→ GIVEN TASK: Quote all entries in full, exactly.

→ Dataset records:
● ● ● ●

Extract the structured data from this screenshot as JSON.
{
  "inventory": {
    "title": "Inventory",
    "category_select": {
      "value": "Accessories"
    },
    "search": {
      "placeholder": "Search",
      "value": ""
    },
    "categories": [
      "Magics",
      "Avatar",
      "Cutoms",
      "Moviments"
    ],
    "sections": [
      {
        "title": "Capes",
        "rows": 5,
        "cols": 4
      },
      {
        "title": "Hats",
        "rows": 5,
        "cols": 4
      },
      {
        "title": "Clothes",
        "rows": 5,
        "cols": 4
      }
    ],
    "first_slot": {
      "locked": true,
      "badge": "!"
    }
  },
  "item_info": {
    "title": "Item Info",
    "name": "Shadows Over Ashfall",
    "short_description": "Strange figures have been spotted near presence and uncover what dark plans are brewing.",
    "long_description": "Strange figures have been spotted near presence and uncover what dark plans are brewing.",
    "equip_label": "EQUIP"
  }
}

● ● ● ●

→ CORRECT RESPONSE:
Extract the structured data from this screenshot as JSON.
{
  "inventory": {
    "title": "Inventory",
    "category_select": {
      "value": "Accessories"
    },
    "search": {
      "placeholder": "Search",
      "value": ""
    },
    "categories": [
      "Magics",
      "Avatar",
      "Cutoms",
      "Moviments"
    ],
    "sections": [
      {
        "title": "Capes",
        "rows": 5,
        "cols": 4
      },
      {
        "title": "Hats",
        "rows": 5,
        "cols": 4
      },
      {
        "title": "Clothes",
        "rows": 5,
        "cols": 4
      }
    ],
    "first_slot": {
      "locked": true,
      "badge": "!"
    }
  },
  "item_info": {
    "title": "Item Info",
    "name": "Shadows Over Ashfall",
    "short_description": "Strange figures have been spotted near presence and uncover what dark plans are brewing.",
    "long_description": "Strange figures have been spotted near presence and uncover what dark plans are brewing.",
    "equip_label": "EQUIP"
  }
}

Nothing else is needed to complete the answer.